* BEGIN INFORMATION GIVEN *
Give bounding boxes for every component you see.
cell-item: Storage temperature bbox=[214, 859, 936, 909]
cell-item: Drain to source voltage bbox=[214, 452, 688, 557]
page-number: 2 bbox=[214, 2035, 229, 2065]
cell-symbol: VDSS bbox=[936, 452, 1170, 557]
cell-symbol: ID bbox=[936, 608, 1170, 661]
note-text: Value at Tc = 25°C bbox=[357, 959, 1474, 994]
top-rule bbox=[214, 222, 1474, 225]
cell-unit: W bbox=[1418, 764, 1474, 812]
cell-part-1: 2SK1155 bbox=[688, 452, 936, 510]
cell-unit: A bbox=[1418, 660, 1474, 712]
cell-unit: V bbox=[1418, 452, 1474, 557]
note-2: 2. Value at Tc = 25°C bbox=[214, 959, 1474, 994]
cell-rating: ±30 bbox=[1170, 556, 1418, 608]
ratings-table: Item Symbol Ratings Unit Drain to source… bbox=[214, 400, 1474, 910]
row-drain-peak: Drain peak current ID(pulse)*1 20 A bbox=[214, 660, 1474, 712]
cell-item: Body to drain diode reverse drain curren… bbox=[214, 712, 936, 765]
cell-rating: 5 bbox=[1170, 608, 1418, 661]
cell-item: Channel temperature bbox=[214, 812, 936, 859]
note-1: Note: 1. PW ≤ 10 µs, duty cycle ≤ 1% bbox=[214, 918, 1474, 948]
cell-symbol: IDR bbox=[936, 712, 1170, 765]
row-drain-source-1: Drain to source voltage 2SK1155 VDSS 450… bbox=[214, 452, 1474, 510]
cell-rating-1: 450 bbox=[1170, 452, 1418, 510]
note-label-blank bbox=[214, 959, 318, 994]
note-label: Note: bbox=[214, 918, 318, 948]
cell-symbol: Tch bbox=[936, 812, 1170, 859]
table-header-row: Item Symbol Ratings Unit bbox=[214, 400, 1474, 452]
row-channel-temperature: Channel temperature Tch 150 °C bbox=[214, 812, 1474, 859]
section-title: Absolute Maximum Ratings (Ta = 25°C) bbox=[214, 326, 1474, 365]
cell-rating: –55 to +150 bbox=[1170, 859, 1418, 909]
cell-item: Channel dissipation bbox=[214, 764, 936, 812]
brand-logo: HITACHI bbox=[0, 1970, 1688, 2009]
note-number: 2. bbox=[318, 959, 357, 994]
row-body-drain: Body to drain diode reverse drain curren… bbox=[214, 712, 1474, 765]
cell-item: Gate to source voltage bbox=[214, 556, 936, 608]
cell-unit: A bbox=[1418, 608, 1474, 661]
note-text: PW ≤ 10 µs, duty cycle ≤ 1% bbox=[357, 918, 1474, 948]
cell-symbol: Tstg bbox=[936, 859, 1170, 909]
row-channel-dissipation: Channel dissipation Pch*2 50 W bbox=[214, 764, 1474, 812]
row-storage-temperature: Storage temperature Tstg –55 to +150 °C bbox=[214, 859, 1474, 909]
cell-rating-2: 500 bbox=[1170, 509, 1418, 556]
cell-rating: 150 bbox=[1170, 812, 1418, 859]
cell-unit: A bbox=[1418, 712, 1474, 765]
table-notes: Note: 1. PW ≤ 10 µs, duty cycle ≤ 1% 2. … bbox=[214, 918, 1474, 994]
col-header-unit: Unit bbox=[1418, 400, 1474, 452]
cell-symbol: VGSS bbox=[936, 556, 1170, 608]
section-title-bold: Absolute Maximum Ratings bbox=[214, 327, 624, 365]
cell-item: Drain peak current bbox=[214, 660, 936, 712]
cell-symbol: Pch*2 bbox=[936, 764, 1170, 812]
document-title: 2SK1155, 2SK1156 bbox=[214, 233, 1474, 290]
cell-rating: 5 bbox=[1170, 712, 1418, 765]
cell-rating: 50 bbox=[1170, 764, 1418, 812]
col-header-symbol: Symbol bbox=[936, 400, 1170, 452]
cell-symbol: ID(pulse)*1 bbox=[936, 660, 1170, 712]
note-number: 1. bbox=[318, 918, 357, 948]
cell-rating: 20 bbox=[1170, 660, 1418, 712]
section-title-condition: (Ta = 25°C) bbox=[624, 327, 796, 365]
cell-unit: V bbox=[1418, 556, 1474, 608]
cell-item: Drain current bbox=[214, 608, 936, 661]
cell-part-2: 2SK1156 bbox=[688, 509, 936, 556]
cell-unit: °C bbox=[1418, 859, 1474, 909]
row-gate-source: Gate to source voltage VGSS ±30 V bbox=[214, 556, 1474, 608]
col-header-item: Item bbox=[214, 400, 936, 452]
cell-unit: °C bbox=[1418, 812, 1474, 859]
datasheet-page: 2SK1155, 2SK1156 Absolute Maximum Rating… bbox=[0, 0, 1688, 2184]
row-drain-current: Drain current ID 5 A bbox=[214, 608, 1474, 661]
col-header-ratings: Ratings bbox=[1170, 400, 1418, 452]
* END INFORMATION GIVEN *
◆ **AIM**:
Return each line from the items above that contains the string "Absolute". Case counts.

◆ **FINAL RESULT**:
section-title: Absolute Maximum Ratings (Ta = 25°C) bbox=[214, 326, 1474, 365]
section-title-bold: Absolute Maximum Ratings bbox=[214, 327, 624, 365]
datasheet-page: 2SK1155, 2SK1156 Absolute Maximum Rating… bbox=[0, 0, 1688, 2184]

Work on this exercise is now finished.